───── Stored records

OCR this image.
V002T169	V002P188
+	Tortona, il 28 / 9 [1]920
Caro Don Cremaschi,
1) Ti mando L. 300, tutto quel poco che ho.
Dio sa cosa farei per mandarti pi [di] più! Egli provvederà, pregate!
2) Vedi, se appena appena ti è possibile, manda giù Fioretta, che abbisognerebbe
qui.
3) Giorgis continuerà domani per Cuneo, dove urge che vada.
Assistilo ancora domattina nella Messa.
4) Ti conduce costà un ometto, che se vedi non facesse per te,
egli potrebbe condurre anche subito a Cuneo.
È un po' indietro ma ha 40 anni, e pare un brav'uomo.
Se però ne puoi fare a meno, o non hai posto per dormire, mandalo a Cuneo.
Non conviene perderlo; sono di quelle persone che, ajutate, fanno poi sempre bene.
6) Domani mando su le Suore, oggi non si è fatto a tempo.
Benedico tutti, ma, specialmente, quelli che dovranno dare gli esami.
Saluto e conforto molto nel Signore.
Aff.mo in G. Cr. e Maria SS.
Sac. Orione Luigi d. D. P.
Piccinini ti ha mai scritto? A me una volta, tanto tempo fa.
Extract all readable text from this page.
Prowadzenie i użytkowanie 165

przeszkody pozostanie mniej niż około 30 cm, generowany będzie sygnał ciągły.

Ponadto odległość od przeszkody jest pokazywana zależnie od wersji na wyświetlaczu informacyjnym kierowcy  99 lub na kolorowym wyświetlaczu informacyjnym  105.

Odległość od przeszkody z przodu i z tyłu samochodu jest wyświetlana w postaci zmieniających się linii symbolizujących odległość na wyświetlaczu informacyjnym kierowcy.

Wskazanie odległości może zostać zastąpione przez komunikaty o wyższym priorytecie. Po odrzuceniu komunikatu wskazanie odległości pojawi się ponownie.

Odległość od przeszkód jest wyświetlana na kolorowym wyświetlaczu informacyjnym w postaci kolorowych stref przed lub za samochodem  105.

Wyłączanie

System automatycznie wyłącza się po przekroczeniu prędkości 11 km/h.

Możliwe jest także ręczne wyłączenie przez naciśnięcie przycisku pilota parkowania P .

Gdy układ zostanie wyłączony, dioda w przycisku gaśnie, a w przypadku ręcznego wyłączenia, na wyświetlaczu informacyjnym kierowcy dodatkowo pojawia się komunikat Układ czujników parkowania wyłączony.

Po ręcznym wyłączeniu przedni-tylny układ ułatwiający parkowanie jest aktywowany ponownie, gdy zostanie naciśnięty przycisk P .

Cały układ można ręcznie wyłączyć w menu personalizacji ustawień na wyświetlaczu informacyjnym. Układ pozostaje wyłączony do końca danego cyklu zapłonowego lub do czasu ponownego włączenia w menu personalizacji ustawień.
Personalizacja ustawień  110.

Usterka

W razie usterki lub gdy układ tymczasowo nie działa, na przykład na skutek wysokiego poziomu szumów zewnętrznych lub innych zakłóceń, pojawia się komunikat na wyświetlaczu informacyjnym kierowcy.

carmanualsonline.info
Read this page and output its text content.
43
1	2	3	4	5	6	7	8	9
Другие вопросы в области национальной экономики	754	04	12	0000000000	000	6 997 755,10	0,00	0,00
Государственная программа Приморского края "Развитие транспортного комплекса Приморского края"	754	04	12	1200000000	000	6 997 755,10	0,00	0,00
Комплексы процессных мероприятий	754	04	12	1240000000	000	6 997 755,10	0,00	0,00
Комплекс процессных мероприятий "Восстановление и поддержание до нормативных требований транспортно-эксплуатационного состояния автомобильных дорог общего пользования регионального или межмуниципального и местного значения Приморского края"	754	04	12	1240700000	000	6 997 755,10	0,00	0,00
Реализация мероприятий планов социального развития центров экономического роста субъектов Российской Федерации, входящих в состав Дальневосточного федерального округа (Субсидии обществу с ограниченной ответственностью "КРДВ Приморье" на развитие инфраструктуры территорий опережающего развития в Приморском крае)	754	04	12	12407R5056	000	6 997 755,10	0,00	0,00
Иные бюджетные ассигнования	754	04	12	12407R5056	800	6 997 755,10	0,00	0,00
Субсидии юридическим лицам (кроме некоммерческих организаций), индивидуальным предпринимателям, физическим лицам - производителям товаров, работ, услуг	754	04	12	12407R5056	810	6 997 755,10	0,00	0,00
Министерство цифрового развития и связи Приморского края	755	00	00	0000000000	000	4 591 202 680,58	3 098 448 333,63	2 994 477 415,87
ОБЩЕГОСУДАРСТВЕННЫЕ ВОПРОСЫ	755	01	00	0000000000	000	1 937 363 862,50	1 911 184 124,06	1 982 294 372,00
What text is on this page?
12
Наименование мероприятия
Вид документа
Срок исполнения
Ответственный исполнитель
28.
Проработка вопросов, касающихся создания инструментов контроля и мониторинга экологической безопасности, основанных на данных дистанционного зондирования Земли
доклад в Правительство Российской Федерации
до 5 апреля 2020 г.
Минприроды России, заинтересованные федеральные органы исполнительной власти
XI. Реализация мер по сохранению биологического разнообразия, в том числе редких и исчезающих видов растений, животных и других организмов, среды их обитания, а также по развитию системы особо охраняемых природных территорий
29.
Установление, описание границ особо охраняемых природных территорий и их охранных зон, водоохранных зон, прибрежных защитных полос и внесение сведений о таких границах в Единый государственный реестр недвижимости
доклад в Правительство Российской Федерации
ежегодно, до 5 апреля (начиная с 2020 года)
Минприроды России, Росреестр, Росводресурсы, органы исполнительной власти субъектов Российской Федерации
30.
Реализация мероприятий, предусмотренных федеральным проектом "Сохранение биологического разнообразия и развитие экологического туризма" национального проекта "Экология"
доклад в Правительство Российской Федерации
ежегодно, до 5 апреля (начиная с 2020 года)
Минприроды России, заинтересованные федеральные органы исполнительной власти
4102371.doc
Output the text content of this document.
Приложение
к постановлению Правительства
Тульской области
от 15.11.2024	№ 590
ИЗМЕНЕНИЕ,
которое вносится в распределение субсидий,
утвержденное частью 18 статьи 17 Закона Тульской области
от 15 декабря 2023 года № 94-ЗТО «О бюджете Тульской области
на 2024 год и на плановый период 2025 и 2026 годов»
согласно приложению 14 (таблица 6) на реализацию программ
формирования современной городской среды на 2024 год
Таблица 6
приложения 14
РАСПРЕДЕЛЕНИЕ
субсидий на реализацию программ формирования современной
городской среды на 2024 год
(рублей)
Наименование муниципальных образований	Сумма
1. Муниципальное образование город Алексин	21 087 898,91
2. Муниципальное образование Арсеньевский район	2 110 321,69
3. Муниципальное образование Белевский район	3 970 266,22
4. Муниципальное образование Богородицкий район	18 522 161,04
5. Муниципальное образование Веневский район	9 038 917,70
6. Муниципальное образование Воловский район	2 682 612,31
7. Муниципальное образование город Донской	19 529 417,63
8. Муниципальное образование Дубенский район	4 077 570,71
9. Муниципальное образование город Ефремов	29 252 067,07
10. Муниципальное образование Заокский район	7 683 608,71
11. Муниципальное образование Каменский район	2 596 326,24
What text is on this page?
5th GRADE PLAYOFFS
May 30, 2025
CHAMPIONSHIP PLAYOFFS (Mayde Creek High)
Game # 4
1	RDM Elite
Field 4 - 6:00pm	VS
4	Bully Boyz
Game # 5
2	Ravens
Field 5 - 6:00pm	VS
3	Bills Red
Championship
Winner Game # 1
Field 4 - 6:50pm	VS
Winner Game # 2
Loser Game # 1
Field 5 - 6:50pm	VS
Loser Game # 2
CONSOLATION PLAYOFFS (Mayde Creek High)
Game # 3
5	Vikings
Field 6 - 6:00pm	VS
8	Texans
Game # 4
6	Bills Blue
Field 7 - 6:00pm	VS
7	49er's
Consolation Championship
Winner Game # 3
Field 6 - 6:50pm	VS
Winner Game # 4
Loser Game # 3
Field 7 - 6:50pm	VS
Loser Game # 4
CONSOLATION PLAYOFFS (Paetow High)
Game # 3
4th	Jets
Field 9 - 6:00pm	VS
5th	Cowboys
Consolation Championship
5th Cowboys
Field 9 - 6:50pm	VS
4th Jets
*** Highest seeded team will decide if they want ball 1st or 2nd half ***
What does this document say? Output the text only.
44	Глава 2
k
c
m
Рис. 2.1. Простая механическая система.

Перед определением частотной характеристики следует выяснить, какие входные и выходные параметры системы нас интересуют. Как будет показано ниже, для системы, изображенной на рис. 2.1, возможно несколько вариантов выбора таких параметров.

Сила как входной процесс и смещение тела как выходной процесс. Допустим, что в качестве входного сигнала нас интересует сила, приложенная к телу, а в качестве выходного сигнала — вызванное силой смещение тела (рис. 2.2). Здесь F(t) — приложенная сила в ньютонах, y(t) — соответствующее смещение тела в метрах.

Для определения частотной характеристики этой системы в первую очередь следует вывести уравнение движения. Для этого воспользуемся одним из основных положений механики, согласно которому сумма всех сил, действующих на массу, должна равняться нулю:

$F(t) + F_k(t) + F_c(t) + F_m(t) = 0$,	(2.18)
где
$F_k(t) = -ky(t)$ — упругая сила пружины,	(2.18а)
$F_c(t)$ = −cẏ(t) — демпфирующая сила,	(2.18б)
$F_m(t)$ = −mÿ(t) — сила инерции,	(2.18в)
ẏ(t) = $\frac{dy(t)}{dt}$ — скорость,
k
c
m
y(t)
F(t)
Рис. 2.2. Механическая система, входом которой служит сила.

──────────

Short exercise - Extract every line containing the string "Муниципальное" from the data above.

Worked solution -
1. Муниципальное образование город Алексин	21 087 898,91
2. Муниципальное образование Арсеньевский район	2 110 321,69
3. Муниципальное образование Белевский район	3 970 266,22
4. Муниципальное образование Богородицкий район	18 522 161,04
5. Муниципальное образование Веневский район	9 038 917,70
6. Муниципальное образование Воловский район	2 682 612,31
7. Муниципальное образование город Донской	19 529 417,63
8. Муниципальное образование Дубенский район	4 077 570,71
9. Муниципальное образование город Ефремов	29 252 067,07
10. Муниципальное образование Заокский район	7 683 608,71
11. Муниципальное образование Каменский район	2 596 326,24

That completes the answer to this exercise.